--- Start of Data listing ---

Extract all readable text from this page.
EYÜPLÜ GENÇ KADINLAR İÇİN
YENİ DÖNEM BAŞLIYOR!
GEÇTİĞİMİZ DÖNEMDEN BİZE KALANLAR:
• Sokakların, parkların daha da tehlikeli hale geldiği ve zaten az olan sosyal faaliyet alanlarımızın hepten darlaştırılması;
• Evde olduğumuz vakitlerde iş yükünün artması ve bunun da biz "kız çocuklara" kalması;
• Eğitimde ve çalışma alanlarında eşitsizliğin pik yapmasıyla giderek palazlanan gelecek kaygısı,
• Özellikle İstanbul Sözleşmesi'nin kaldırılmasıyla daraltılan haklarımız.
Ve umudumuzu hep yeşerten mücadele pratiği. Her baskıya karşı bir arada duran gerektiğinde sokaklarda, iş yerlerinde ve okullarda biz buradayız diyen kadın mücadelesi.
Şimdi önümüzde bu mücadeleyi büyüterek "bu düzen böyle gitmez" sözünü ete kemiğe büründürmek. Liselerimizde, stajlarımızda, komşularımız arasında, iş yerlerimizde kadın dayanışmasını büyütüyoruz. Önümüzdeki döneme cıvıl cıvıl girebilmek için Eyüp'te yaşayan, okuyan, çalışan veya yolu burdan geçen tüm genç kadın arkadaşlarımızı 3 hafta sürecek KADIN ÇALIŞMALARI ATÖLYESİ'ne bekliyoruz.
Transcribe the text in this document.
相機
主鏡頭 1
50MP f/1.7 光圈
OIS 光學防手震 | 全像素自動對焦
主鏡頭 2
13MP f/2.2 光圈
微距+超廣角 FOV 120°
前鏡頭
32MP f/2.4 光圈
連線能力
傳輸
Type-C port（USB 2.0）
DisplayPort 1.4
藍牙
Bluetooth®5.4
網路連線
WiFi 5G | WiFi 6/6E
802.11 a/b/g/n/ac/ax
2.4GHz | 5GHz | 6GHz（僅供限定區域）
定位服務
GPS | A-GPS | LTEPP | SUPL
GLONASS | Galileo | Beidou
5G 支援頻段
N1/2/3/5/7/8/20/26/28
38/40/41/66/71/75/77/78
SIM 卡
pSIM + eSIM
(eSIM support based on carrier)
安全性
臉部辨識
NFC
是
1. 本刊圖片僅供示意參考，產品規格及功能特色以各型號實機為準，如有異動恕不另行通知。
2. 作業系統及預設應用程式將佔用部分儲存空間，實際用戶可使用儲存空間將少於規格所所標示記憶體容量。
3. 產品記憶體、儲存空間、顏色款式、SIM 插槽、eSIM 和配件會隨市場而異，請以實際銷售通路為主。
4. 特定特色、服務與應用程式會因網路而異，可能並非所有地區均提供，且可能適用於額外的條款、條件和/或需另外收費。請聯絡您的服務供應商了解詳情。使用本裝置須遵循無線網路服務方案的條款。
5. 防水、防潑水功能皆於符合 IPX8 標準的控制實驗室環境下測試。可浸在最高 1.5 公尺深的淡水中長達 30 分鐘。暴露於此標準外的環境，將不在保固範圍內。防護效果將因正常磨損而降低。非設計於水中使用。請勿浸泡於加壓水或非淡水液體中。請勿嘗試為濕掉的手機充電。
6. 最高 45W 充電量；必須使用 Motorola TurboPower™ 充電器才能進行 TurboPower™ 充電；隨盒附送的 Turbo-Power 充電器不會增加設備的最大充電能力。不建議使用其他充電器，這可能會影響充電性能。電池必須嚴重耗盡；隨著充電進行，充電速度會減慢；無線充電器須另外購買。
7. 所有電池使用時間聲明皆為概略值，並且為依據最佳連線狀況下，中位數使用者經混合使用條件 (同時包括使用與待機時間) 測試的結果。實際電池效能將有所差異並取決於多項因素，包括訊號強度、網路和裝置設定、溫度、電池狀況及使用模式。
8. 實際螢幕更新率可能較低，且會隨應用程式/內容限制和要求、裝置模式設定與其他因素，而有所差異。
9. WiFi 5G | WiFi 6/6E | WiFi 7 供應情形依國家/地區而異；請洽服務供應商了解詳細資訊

--- End of Data listing ---

Would you reproduce the material above in full, exactly as given?

Extract all readable text from this page.
EYÜPLÜ GENÇ KADINLAR İÇİN
YENİ DÖNEM BAŞLIYOR!
GEÇTİĞİMİZ DÖNEMDEN BİZE KALANLAR:
• Sokakların, parkların daha da tehlikeli hale geldiği ve zaten az olan sosyal faaliyet alanlarımızın hepten darlaştırılması;
• Evde olduğumuz vakitlerde iş yükünün artması ve bunun da biz "kız çocuklara" kalması;
• Eğitimde ve çalışma alanlarında eşitsizliğin pik yapmasıyla giderek palazlanan gelecek kaygısı,
• Özellikle İstanbul Sözleşmesi'nin kaldırılmasıyla daraltılan haklarımız.
Ve umudumuzu hep yeşerten mücadele pratiği. Her baskıya karşı bir arada duran gerektiğinde sokaklarda, iş yerlerinde ve okullarda biz buradayız diyen kadın mücadelesi.
Şimdi önümüzde bu mücadeleyi büyüterek "bu düzen böyle gitmez" sözünü ete kemiğe büründürmek. Liselerimizde, stajlarımızda, komşularımız arasında, iş yerlerimizde kadın dayanışmasını büyütüyoruz. Önümüzdeki döneme cıvıl cıvıl girebilmek için Eyüp'te yaşayan, okuyan, çalışan veya yolu burdan geçen tüm genç kadın arkadaşlarımızı 3 hafta sürecek KADIN ÇALIŞMALARI ATÖLYESİ'ne bekliyoruz.
Transcribe the text in this document.
相機
主鏡頭 1
50MP f/1.7 光圈
OIS 光學防手震 | 全像素自動對焦
主鏡頭 2
13MP f/2.2 光圈
微距+超廣角 FOV 120°
前鏡頭
32MP f/2.4 光圈
連線能力
傳輸
Type-C port（USB 2.0）
DisplayPort 1.4
藍牙
Bluetooth®5.4
網路連線
WiFi 5G | WiFi 6/6E
802.11 a/b/g/n/ac/ax
2.4GHz | 5GHz | 6GHz（僅供限定區域）
定位服務
GPS | A-GPS | LTEPP | SUPL
GLONASS | Galileo | Beidou
5G 支援頻段
N1/2/3/5/7/8/20/26/28
38/40/41/66/71/75/77/78
SIM 卡
pSIM + eSIM
(eSIM support based on carrier)
安全性
臉部辨識
NFC
是
1. 本刊圖片僅供示意參考，產品規格及功能特色以各型號實機為準，如有異動恕不另行通知。
2. 作業系統及預設應用程式將佔用部分儲存空間，實際用戶可使用儲存空間將少於規格所所標示記憶體容量。
3. 產品記憶體、儲存空間、顏色款式、SIM 插槽、eSIM 和配件會隨市場而異，請以實際銷售通路為主。
4. 特定特色、服務與應用程式會因網路而異，可能並非所有地區均提供，且可能適用於額外的條款、條件和/或需另外收費。請聯絡您的服務供應商了解詳情。使用本裝置須遵循無線網路服務方案的條款。
5. 防水、防潑水功能皆於符合 IPX8 標準的控制實驗室環境下測試。可浸在最高 1.5 公尺深的淡水中長達 30 分鐘。暴露於此標準外的環境，將不在保固範圍內。防護效果將因正常磨損而降低。非設計於水中使用。請勿浸泡於加壓水或非淡水液體中。請勿嘗試為濕掉的手機充電。
6. 最高 45W 充電量；必須使用 Motorola TurboPower™ 充電器才能進行 TurboPower™ 充電；隨盒附送的 Turbo-Power 充電器不會增加設備的最大充電能力。不建議使用其他充電器，這可能會影響充電性能。電池必須嚴重耗盡；隨著充電進行，充電速度會減慢；無線充電器須另外購買。
7. 所有電池使用時間聲明皆為概略值，並且為依據最佳連線狀況下，中位數使用者經混合使用條件 (同時包括使用與待機時間) 測試的結果。實際電池效能將有所差異並取決於多項因素，包括訊號強度、網路和裝置設定、溫度、電池狀況及使用模式。
8. 實際螢幕更新率可能較低，且會隨應用程式/內容限制和要求、裝置模式設定與其他因素，而有所差異。
9. WiFi 5G | WiFi 6/6E | WiFi 7 供應情形依國家/地區而異；請洽服務供應商了解詳細資訊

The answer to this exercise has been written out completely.